[Recorded data]
>> Start
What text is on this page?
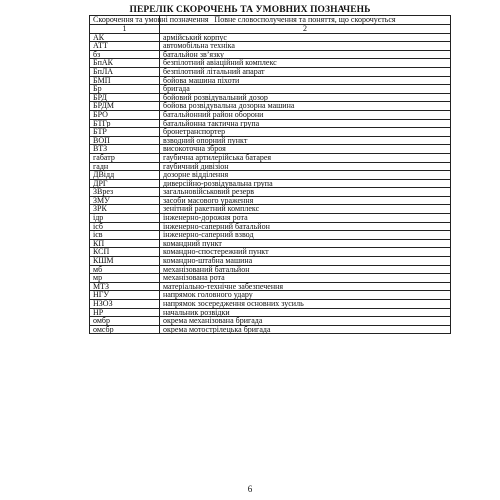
ПЕРЕЛІК СКОРОЧЕНЬ ТА УМОВНИХ ПОЗНАЧЕНЬ
Скорочення та умовні позначення	Повне словосполучення та поняття, що скорочується
1	2
АК	армійський корпус
АТТ	автомобільна техніка
бз	батальйон зв’язку
БпАК	безпілотний авіаційний комплекс
БпЛА	безпілотний літальний апарат
БМП	бойова машина піхоти
Бр	бригада
БРД	бойовий розвідувальний дозор
БРДМ	бойова розвідувальна дозорна машина
БРО	батальйонний район оборони
БТГр	батальйонна тактична група
БТР	бронетранспортер
ВОП	взводний опорний пункт
ВТЗ	високоточна зброя
габатр	гаубична артилерійська батарея
гадн	гаубичний дивізіон
ДВідд	дозорне відділення
ДРГ	диверсійно-розвідувальна група
ЗВрез	загальновійськовий резерв
ЗМУ	засоби масового ураження
ЗРК	зенітний ракетний комплекс
ідр	інженерно-дорожня рота
ісб	інженерно-саперний батальйон
ісв	інженерно-саперний взвод
КП	командний пункт
КСП	командно-спостережний пункт
КШМ	командно-штабна машина
мб	механізований батальйон
мр	механізована рота
МТЗ	матеріально-технічне забезпечення
НГУ	напрямок головного удару
НЗОЗ	напрямок зосередження основних зусиль
НР	начальник розвідки
омбр	окрема механізована бригада
омсбр	окрема мотострілецька бригада
6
>> End
Problem statement:
How many of the listing's lines contain "командно"? Respond with a single number and nothing else.

Solution to the exercise:
2